Please quote the material exactly, every line of it.

**Part of a data file:**
* START *

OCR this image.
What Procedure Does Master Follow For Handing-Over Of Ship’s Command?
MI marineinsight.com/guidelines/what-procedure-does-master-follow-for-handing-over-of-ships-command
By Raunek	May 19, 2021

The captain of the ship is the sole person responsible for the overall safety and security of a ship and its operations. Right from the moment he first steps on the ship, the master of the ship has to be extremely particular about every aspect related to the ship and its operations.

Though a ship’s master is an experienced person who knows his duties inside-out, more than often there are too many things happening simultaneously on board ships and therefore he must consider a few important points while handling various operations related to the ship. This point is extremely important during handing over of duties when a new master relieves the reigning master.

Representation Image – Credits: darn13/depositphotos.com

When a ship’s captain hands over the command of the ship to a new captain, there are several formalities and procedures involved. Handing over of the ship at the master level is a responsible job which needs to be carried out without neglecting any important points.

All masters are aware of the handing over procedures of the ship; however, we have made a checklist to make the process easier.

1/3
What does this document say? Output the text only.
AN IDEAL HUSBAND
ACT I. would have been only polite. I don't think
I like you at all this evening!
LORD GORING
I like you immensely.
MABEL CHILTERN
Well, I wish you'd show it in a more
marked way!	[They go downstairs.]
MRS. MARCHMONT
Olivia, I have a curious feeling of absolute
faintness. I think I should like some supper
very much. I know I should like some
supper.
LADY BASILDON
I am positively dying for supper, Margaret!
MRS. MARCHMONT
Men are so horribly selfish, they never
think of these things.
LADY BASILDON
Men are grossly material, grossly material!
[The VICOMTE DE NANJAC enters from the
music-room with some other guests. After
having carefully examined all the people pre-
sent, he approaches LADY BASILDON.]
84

* END *

**OUTPUT OF THE EXERCISE:**
OCR this image.
What Procedure Does Master Follow For Handing-Over Of Ship’s Command?
MI marineinsight.com/guidelines/what-procedure-does-master-follow-for-handing-over-of-ships-command
By Raunek	May 19, 2021

The captain of the ship is the sole person responsible for the overall safety and security of a ship and its operations. Right from the moment he first steps on the ship, the master of the ship has to be extremely particular about every aspect related to the ship and its operations.

Though a ship’s master is an experienced person who knows his duties inside-out, more than often there are too many things happening simultaneously on board ships and therefore he must consider a few important points while handling various operations related to the ship. This point is extremely important during handing over of duties when a new master relieves the reigning master.

Representation Image – Credits: darn13/depositphotos.com

When a ship’s captain hands over the command of the ship to a new captain, there are several formalities and procedures involved. Handing over of the ship at the master level is a responsible job which needs to be carried out without neglecting any important points.

All masters are aware of the handing over procedures of the ship; however, we have made a checklist to make the process easier.

1/3
What does this document say? Output the text only.
AN IDEAL HUSBAND
ACT I. would have been only polite. I don't think
I like you at all this evening!
LORD GORING
I like you immensely.
MABEL CHILTERN
Well, I wish you'd show it in a more
marked way!	[They go downstairs.]
MRS. MARCHMONT
Olivia, I have a curious feeling of absolute
faintness. I think I should like some supper
very much. I know I should like some
supper.
LADY BASILDON
I am positively dying for supper, Margaret!
MRS. MARCHMONT
Men are so horribly selfish, they never
think of these things.
LADY BASILDON
Men are grossly material, grossly material!
[The VICOMTE DE NANJAC enters from the
music-room with some other guests. After
having carefully examined all the people pre-
sent, he approaches LADY BASILDON.]
84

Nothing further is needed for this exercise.